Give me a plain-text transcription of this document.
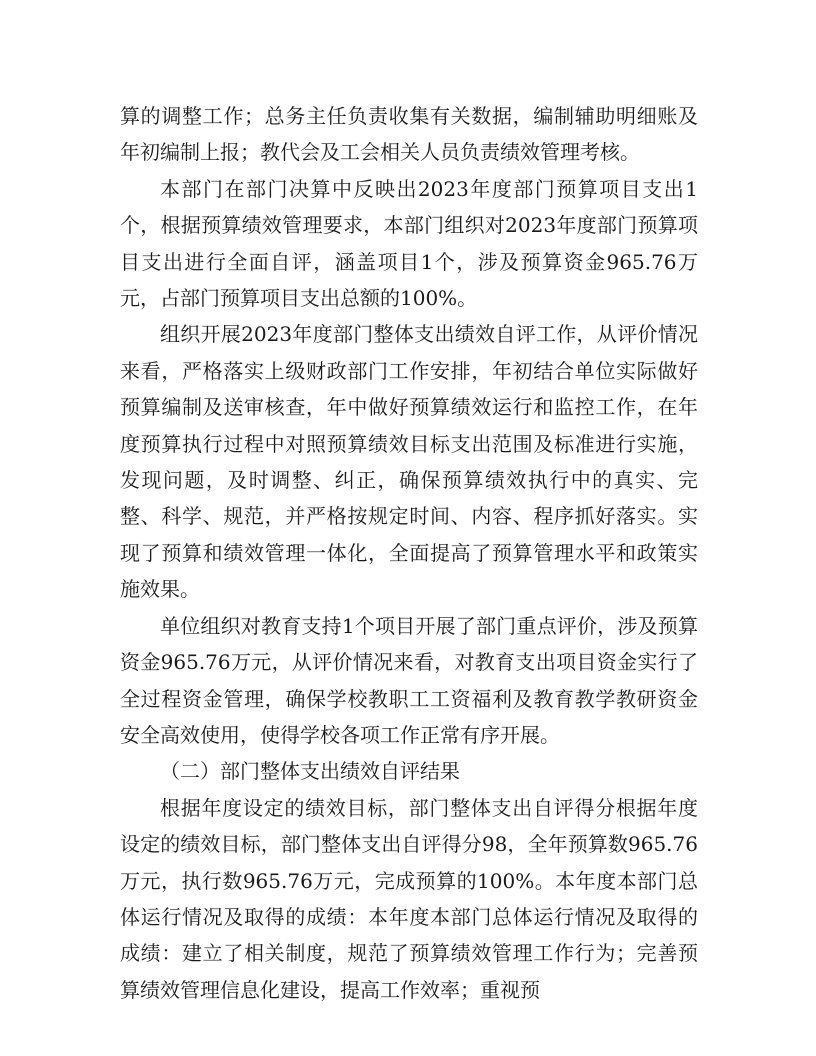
算的调整工作；总务主任负责收集有关数据，编制辅助明细账及年初编制上报；教代会及工会相关人员负责绩效管理考核。

本部门在部门决算中反映出2023年度部门预算项目支出1个，根据预算绩效管理要求，本部门组织对2023年度部门预算项目支出进行全面自评，涵盖项目1个，涉及预算资金965.76万元，占部门预算项目支出总额的100%。

组织开展2023年度部门整体支出绩效自评工作，从评价情况来看，严格落实上级财政部门工作安排，年初结合单位实际做好预算编制及送审核查，年中做好预算绩效运行和监控工作，在年度预算执行过程中对照预算绩效目标支出范围及标准进行实施，发现问题，及时调整、纠正，确保预算绩效执行中的真实、完整、科学、规范，并严格按规定时间、内容、程序抓好落实。实现了预算和绩效管理一体化，全面提高了预算管理水平和政策实施效果。

单位组织对教育支持1个项目开展了部门重点评价，涉及预算资金965.76万元，从评价情况来看，对教育支出项目资金实行了全过程资金管理，确保学校教职工工资福利及教育教学教研资金安全高效使用，使得学校各项工作正常有序开展。

（二）部门整体支出绩效自评结果

根据年度设定的绩效目标，部门整体支出自评得分根据年度设定的绩效目标，部门整体支出自评得分98，全年预算数965.76万元，执行数965.76万元，完成预算的100%。本年度本部门总体运行情况及取得的成绩：本年度本部门总体运行情况及取得的成绩：建立了相关制度，规范了预算绩效管理工作行为；完善预算绩效管理信息化建设，提高工作效率；重视预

------------------------------------------------------------------------

**TASK TO CARRY OUT**
Exactly reproduce each record, leaving out any pictures.

**TASK ANSWER**
Give me a plain-text transcription of this document.
算的调整工作；总务主任负责收集有关数据，编制辅助明细账及年初编制上报；教代会及工会相关人员负责绩效管理考核。

本部门在部门决算中反映出2023年度部门预算项目支出1个，根据预算绩效管理要求，本部门组织对2023年度部门预算项目支出进行全面自评，涵盖项目1个，涉及预算资金965.76万元，占部门预算项目支出总额的100%。

组织开展2023年度部门整体支出绩效自评工作，从评价情况来看，严格落实上级财政部门工作安排，年初结合单位实际做好预算编制及送审核查，年中做好预算绩效运行和监控工作，在年度预算执行过程中对照预算绩效目标支出范围及标准进行实施，发现问题，及时调整、纠正，确保预算绩效执行中的真实、完整、科学、规范，并严格按规定时间、内容、程序抓好落实。实现了预算和绩效管理一体化，全面提高了预算管理水平和政策实施效果。

单位组织对教育支持1个项目开展了部门重点评价，涉及预算资金965.76万元，从评价情况来看，对教育支出项目资金实行了全过程资金管理，确保学校教职工工资福利及教育教学教研资金安全高效使用，使得学校各项工作正常有序开展。

（二）部门整体支出绩效自评结果

根据年度设定的绩效目标，部门整体支出自评得分根据年度设定的绩效目标，部门整体支出自评得分98，全年预算数965.76万元，执行数965.76万元，完成预算的100%。本年度本部门总体运行情况及取得的成绩：本年度本部门总体运行情况及取得的成绩：建立了相关制度，规范了预算绩效管理工作行为；完善预算绩效管理信息化建设，提高工作效率；重视预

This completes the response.